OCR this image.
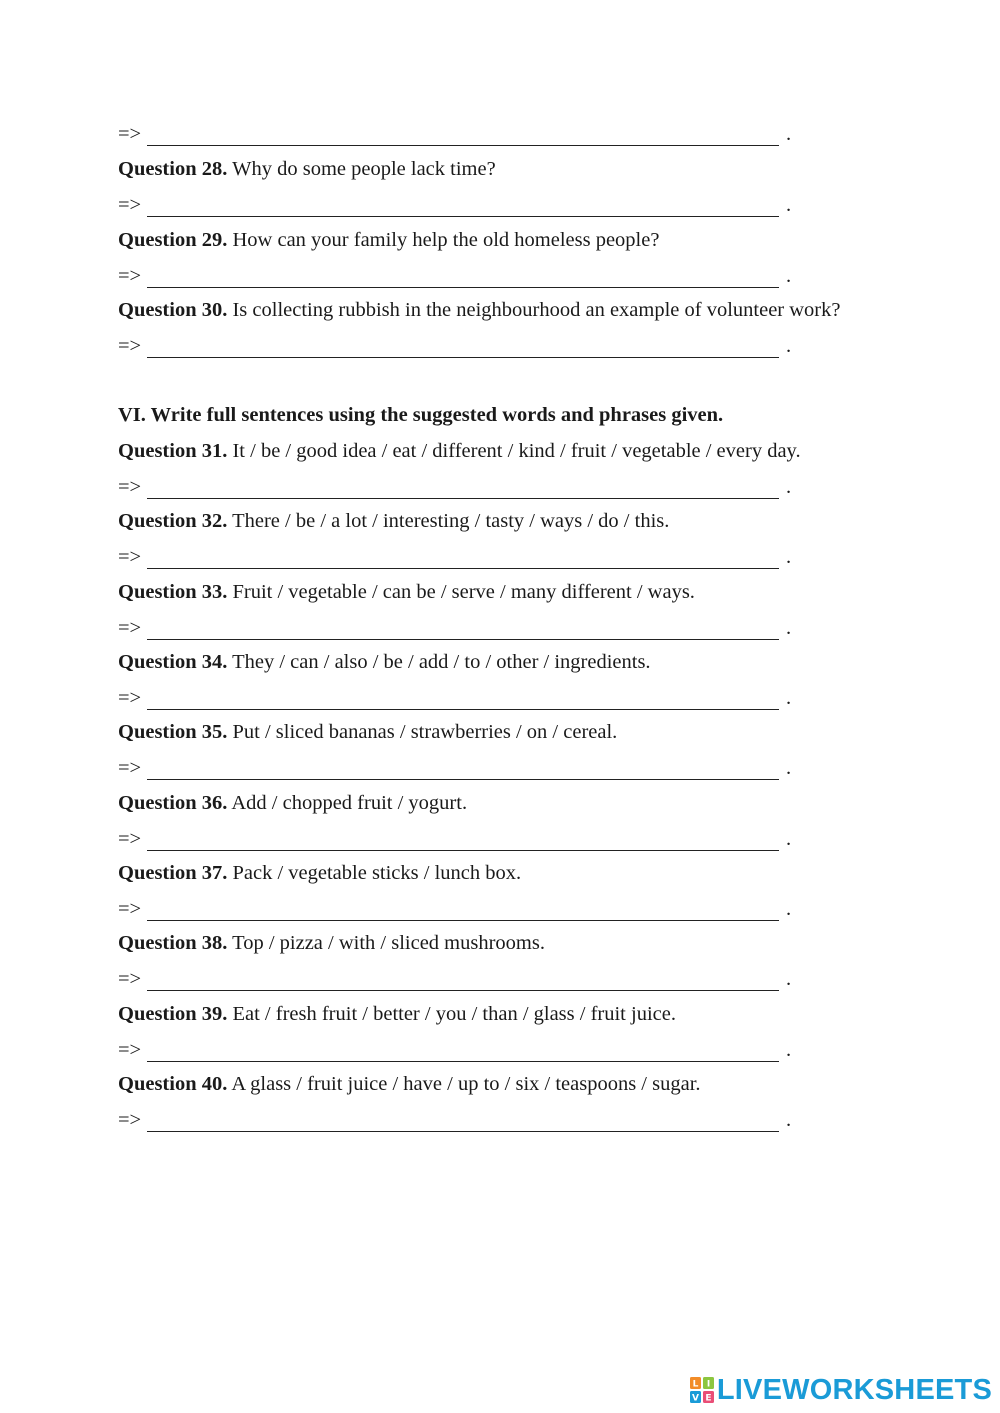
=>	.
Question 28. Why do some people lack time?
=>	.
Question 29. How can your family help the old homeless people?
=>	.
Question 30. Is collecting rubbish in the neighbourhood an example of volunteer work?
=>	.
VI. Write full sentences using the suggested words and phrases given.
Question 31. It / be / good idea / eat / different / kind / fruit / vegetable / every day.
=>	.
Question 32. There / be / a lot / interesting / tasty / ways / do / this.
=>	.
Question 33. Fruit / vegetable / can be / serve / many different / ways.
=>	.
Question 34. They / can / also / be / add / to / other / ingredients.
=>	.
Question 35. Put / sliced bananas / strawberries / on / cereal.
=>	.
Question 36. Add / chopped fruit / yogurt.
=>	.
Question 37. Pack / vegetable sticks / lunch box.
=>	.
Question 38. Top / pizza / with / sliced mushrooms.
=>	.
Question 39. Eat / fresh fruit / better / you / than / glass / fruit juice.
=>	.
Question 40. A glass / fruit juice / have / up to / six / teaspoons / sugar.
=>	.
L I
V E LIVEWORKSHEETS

● ● ●

▶ [EXERCISE DETAILS] Strip out the pictures and quote the remaining data word for word.

▶ [WRITTEN ANSWER]
OCR this image.
=>	.
Question 28. Why do some people lack time?
=>	.
Question 29. How can your family help the old homeless people?
=>	.
Question 30. Is collecting rubbish in the neighbourhood an example of volunteer work?
=>	.
VI. Write full sentences using the suggested words and phrases given.
Question 31. It / be / good idea / eat / different / kind / fruit / vegetable / every day.
=>	.
Question 32. There / be / a lot / interesting / tasty / ways / do / this.
=>	.
Question 33. Fruit / vegetable / can be / serve / many different / ways.
=>	.
Question 34. They / can / also / be / add / to / other / ingredients.
=>	.
Question 35. Put / sliced bananas / strawberries / on / cereal.
=>	.
Question 36. Add / chopped fruit / yogurt.
=>	.
Question 37. Pack / vegetable sticks / lunch box.
=>	.
Question 38. Top / pizza / with / sliced mushrooms.
=>	.
Question 39. Eat / fresh fruit / better / you / than / glass / fruit juice.
=>	.
Question 40. A glass / fruit juice / have / up to / six / teaspoons / sugar.
=>	.
L I
V E LIVEWORKSHEETS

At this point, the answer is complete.